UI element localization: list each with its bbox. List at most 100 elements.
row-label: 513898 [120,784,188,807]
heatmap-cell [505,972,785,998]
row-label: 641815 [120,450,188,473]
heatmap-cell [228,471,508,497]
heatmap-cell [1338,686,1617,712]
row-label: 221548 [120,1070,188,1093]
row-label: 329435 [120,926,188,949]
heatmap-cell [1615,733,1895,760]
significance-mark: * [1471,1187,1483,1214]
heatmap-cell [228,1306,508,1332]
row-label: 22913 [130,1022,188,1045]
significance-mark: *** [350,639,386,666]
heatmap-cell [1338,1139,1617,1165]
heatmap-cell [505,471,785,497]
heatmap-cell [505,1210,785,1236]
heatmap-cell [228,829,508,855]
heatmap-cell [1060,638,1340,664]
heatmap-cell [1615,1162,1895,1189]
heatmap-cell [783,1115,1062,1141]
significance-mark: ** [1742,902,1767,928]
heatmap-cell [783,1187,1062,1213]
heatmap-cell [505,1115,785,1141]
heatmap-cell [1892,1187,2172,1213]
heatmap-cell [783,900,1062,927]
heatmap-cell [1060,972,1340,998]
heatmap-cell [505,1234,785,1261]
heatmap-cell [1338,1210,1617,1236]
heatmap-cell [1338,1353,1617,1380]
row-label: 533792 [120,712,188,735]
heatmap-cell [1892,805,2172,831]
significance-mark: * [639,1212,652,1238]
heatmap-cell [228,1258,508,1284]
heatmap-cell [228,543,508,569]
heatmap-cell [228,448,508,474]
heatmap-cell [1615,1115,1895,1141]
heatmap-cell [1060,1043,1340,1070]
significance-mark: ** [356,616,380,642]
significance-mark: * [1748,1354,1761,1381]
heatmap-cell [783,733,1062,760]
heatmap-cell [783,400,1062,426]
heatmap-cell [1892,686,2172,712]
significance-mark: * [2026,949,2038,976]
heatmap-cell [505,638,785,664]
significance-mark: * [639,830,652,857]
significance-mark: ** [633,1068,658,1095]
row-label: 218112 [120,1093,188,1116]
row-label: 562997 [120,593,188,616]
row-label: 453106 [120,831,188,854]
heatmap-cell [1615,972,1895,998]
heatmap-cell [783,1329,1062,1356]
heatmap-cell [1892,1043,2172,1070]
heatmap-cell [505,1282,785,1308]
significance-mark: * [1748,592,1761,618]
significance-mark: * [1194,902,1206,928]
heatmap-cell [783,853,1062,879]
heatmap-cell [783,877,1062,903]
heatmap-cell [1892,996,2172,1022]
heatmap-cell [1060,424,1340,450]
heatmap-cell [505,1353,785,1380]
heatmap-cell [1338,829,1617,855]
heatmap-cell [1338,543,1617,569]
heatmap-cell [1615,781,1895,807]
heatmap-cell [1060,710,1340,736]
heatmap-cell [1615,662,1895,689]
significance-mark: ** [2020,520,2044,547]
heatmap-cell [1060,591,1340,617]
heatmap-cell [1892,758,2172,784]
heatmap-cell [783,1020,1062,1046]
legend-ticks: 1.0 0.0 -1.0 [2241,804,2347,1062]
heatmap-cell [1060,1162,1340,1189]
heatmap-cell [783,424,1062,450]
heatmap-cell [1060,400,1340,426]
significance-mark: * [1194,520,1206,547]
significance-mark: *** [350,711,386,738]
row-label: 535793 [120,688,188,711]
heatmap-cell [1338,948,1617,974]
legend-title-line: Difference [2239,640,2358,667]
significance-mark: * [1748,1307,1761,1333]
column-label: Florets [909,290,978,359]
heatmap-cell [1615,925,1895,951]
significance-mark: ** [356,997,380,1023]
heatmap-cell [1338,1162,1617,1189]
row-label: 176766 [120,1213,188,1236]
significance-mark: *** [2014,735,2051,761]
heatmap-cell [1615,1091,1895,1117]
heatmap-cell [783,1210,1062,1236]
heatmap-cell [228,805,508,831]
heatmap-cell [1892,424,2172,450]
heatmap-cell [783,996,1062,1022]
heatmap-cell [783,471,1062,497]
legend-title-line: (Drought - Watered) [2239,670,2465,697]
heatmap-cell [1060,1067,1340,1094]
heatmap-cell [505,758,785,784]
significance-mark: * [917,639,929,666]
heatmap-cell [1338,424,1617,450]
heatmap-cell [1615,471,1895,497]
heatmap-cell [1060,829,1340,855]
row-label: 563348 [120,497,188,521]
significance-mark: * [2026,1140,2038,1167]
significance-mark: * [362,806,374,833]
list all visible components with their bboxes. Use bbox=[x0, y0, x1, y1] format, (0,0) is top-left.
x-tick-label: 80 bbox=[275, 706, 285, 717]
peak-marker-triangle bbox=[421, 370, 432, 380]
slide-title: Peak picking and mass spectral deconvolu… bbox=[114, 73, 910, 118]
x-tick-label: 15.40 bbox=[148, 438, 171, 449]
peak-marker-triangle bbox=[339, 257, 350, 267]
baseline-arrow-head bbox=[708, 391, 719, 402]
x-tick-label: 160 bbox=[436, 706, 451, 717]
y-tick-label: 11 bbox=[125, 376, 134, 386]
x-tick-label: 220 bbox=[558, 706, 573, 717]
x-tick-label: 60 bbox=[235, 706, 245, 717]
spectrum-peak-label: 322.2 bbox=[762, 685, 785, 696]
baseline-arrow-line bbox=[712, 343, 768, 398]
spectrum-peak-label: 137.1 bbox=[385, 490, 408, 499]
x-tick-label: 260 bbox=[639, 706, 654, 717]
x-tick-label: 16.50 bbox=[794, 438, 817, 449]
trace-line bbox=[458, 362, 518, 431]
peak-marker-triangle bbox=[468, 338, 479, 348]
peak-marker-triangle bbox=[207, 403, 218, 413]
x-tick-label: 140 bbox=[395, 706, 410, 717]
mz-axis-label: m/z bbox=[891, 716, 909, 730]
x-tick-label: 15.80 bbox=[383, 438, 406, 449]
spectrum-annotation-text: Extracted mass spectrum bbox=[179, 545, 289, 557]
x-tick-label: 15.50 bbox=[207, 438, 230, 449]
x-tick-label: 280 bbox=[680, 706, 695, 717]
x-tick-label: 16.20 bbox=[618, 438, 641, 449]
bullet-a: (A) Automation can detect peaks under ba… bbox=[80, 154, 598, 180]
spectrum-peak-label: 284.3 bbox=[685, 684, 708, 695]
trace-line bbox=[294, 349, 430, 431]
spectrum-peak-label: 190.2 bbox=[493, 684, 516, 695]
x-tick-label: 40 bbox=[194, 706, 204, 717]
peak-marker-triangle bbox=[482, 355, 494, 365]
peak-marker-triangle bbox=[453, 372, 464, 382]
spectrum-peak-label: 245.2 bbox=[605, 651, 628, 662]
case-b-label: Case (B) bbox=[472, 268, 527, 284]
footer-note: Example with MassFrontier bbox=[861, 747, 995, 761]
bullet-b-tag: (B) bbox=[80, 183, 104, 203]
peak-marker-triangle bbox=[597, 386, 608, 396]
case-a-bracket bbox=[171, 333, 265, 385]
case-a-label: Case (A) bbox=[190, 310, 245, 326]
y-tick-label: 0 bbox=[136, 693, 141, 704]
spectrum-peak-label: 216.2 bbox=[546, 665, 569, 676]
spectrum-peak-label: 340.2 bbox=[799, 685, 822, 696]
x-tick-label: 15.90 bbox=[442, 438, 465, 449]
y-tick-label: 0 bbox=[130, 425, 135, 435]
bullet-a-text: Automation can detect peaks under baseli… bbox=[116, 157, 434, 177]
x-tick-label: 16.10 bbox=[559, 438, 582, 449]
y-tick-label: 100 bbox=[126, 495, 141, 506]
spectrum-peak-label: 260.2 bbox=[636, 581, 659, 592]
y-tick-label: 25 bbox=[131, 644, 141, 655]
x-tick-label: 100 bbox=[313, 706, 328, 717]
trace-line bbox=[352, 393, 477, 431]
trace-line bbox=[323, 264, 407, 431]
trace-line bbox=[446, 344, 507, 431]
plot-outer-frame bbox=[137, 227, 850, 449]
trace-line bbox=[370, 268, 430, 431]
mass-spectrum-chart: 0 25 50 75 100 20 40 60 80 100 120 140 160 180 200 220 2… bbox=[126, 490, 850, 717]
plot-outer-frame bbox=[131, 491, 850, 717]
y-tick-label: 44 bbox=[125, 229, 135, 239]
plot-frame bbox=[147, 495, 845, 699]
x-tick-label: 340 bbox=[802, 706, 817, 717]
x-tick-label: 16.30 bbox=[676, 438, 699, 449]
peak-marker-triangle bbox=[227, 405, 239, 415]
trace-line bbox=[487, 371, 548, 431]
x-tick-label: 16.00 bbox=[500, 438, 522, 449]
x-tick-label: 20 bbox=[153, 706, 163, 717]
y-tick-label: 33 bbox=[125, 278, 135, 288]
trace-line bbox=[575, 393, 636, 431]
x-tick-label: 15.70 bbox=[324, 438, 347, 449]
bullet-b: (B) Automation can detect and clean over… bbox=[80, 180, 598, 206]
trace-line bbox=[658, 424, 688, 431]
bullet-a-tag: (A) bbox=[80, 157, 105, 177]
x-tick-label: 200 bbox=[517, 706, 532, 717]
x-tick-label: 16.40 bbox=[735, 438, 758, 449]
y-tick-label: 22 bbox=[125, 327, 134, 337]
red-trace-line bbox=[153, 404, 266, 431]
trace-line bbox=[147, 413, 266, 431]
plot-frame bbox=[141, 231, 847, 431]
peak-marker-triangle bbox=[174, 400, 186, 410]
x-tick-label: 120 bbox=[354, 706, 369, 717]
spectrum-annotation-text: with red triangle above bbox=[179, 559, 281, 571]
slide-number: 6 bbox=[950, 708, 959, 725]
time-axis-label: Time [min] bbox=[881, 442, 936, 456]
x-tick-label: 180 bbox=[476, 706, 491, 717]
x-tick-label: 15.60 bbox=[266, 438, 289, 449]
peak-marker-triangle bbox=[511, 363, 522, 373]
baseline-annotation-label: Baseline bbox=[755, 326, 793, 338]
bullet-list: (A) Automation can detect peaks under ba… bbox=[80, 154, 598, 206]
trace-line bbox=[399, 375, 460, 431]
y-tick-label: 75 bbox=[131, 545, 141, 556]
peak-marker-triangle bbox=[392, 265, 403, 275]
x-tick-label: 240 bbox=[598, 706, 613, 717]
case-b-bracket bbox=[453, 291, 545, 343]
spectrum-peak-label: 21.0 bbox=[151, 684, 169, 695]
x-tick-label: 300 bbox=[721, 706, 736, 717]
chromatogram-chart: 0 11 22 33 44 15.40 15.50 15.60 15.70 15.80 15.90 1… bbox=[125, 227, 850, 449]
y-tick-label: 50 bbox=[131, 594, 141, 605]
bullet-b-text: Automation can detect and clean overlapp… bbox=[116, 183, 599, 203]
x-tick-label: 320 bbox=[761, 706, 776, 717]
_ _ _
Problem details:
Copy the stretch of the records from their first line through the line containing "heatmap-cell [228,1258,508,1284]", both ends included, without changing a character.

Solved problem:
UI element localization: list each with its bbox. List at most 100 elements.
row-label: 513898 [120,784,188,807]
heatmap-cell [505,972,785,998]
row-label: 641815 [120,450,188,473]
heatmap-cell [228,471,508,497]
heatmap-cell [1338,686,1617,712]
row-label: 221548 [120,1070,188,1093]
row-label: 329435 [120,926,188,949]
heatmap-cell [1615,733,1895,760]
significance-mark: * [1471,1187,1483,1214]
heatmap-cell [228,1306,508,1332]
row-label: 22913 [130,1022,188,1045]
significance-mark: *** [350,639,386,666]
heatmap-cell [1338,1139,1617,1165]
heatmap-cell [505,471,785,497]
heatmap-cell [505,1210,785,1236]
heatmap-cell [228,829,508,855]
heatmap-cell [1060,638,1340,664]
heatmap-cell [1615,1162,1895,1189]
heatmap-cell [783,1115,1062,1141]
significance-mark: ** [1742,902,1767,928]
heatmap-cell [783,1187,1062,1213]
heatmap-cell [505,1115,785,1141]
heatmap-cell [1892,1187,2172,1213]
heatmap-cell [783,900,1062,927]
heatmap-cell [1060,972,1340,998]
heatmap-cell [505,1234,785,1261]
heatmap-cell [1338,1210,1617,1236]
heatmap-cell [1338,1353,1617,1380]
row-label: 533792 [120,712,188,735]
heatmap-cell [1892,805,2172,831]
significance-mark: * [639,1212,652,1238]
heatmap-cell [228,1258,508,1284]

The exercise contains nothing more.